- [Job]: Your task is to transcribe all of the records exactly and leave out the pictures.

- [Stored rows]:
• • • • •

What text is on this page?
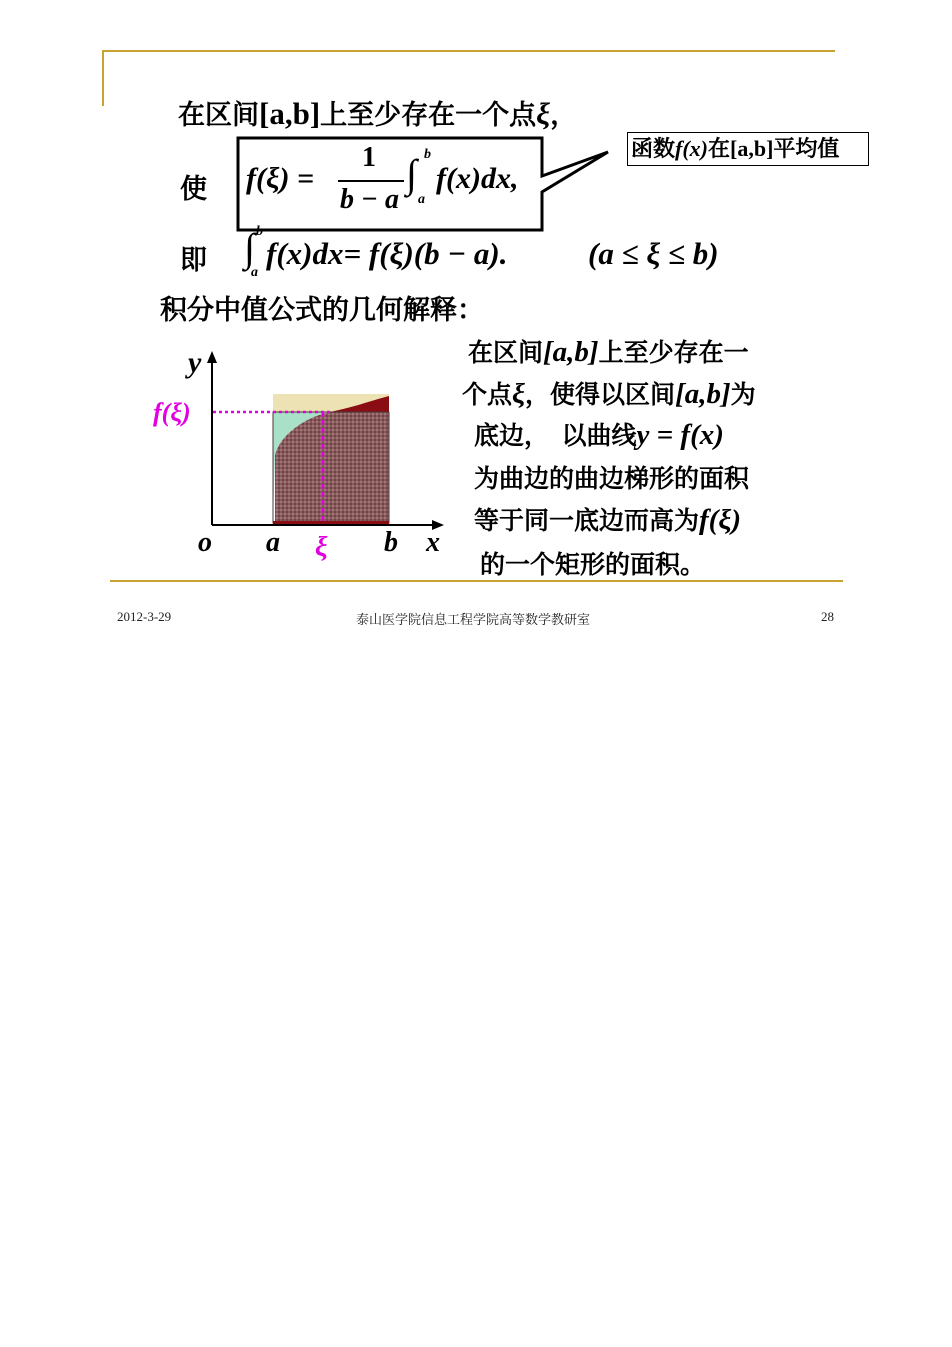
在区间[a,b]上至少存在一个点ξ，
使 f(ξ) =
1
b − a
∫ b
a
f(x)dx,
函数f(x)在[a,b]平均值
即 ∫ b
a
f(x)dx= f(ξ)(b − a).	(a ≤ ξ ≤ b)
积分中值公式的几何解释：
y
f(ξ)
o a ξ b x
在区间[a,b]上至少存在一
个点ξ，使得以区间[a,b]为
底边，　以曲线y = f(x)
为曲边的曲边梯形的面积
等于同一底边而高为f(ξ)
的一个矩形的面积。
2012-3-29	泰山医学院信息工程学院高等数学教研室	28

• • • • •

- [Result]:
What text is on this page?
在区间[a,b]上至少存在一个点ξ，
使 f(ξ) =
1
b − a
∫ b
a
f(x)dx,
函数f(x)在[a,b]平均值
即 ∫ b
a
f(x)dx= f(ξ)(b − a).	(a ≤ ξ ≤ b)
积分中值公式的几何解释：
y
f(ξ)
o a ξ b x
在区间[a,b]上至少存在一
个点ξ，使得以区间[a,b]为
底边，　以曲线y = f(x)
为曲边的曲边梯形的面积
等于同一底边而高为f(ξ)
的一个矩形的面积。
2012-3-29	泰山医学院信息工程学院高等数学教研室	28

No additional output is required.